Task brief: In the entries below, count every line containing "Januar". Return the number and nothing else.

——————————

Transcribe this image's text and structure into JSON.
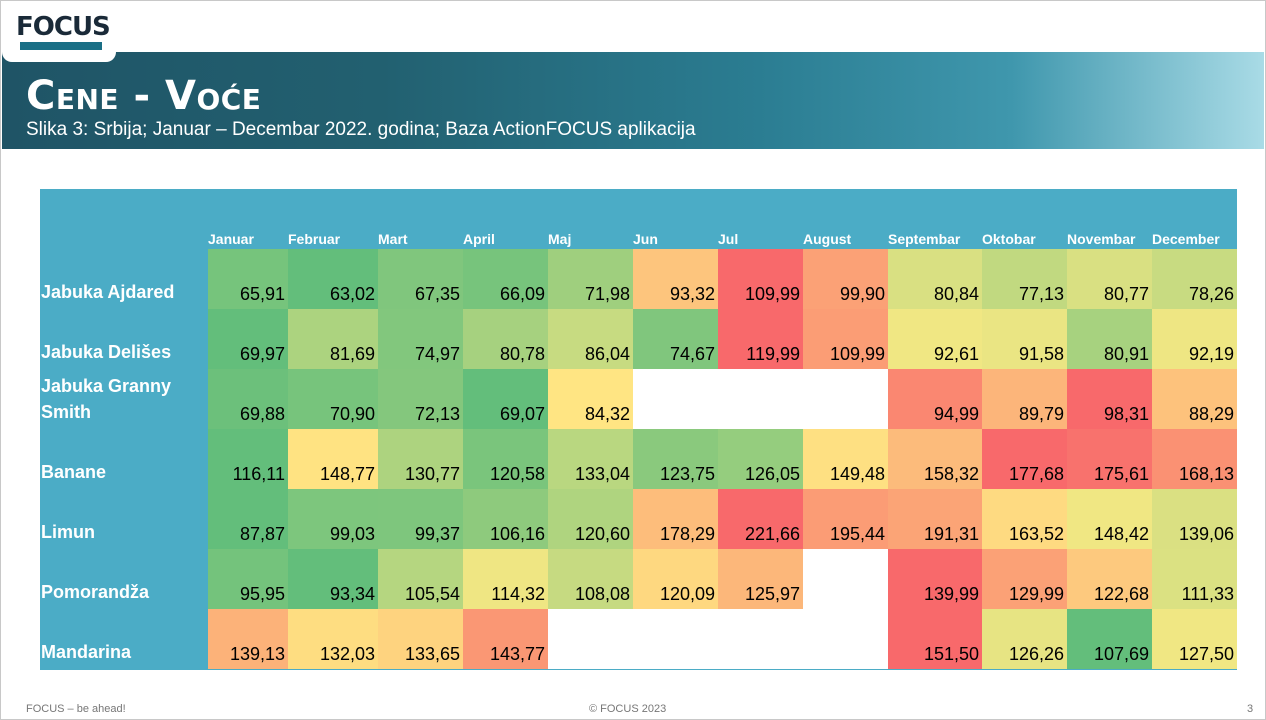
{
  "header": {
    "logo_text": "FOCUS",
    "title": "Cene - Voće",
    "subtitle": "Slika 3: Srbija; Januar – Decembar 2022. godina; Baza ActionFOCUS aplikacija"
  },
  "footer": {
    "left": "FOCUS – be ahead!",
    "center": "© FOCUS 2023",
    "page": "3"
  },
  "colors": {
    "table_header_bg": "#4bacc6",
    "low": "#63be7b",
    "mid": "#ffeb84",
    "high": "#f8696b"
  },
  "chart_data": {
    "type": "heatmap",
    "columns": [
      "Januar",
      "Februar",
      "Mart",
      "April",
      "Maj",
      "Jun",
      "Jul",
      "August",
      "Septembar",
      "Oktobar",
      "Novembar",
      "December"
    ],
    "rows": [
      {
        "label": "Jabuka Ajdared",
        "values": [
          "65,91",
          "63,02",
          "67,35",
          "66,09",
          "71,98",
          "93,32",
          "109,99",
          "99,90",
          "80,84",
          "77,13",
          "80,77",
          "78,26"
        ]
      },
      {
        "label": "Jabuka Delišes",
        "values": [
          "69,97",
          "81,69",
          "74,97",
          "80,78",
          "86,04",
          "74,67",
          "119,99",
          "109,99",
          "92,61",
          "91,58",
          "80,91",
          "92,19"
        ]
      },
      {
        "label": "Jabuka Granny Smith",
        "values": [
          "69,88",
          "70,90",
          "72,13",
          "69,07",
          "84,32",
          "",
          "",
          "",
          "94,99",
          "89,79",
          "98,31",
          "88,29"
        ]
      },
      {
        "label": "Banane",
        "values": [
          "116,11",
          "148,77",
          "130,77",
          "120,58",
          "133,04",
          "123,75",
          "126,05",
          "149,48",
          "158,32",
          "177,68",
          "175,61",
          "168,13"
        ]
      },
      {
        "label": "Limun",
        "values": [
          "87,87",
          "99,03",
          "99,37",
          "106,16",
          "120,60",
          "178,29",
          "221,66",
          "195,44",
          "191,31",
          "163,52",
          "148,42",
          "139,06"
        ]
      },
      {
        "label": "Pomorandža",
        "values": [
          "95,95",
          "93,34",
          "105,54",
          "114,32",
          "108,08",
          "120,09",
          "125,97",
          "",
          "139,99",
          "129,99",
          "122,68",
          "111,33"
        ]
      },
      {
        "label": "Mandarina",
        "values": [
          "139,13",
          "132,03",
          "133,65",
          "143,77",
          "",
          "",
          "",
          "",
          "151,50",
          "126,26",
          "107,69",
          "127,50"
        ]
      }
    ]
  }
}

——————————

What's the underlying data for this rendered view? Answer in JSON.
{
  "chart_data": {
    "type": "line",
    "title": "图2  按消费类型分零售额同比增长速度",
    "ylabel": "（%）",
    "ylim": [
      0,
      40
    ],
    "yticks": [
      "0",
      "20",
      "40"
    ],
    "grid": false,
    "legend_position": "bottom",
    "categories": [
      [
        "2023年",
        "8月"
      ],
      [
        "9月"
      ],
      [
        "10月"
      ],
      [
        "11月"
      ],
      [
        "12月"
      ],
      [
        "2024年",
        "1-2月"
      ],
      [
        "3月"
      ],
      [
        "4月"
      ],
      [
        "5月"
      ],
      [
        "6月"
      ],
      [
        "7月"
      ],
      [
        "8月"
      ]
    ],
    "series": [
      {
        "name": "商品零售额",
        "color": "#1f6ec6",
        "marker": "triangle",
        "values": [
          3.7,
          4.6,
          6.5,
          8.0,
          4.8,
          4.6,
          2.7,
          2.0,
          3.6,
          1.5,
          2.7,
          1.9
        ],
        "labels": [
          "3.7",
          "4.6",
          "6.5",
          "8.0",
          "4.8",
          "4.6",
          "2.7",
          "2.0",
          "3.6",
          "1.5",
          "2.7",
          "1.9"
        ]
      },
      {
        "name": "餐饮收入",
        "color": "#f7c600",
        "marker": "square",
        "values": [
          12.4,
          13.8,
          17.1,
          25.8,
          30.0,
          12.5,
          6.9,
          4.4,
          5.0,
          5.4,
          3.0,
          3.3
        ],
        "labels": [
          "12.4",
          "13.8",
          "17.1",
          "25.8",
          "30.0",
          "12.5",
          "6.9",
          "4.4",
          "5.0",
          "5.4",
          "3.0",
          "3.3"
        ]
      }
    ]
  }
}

——————————

Result of the exercise: 2